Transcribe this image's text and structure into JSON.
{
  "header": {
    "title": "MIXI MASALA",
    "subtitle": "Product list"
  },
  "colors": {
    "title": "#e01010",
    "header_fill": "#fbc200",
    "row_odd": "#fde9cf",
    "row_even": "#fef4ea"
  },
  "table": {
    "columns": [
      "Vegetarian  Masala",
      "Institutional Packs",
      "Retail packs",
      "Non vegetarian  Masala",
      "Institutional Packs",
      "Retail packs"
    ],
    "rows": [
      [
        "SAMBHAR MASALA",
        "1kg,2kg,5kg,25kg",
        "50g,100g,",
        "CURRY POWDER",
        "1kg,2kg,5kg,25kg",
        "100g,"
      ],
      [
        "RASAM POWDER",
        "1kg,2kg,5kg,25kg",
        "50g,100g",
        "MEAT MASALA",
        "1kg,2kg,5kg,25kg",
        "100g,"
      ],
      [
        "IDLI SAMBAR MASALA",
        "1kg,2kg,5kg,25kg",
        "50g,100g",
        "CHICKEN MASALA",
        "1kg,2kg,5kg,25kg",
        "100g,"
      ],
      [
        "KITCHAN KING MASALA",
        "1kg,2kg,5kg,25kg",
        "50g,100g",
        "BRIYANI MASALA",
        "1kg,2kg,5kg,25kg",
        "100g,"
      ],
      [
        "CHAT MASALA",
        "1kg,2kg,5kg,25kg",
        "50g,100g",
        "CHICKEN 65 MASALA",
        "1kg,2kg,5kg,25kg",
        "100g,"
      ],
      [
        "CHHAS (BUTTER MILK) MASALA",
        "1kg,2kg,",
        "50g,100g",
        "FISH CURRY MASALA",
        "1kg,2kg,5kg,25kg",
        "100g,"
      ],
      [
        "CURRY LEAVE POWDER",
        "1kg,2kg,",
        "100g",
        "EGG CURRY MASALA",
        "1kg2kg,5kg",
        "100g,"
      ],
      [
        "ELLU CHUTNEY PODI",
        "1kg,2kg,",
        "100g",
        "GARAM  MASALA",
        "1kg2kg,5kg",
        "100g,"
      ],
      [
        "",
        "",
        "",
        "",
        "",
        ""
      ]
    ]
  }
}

============================================================

TASK GOAL: Exactly how many lines contain "POWDER"? State the number and nothing else.

OUTPUT FOR THIS TASK: 3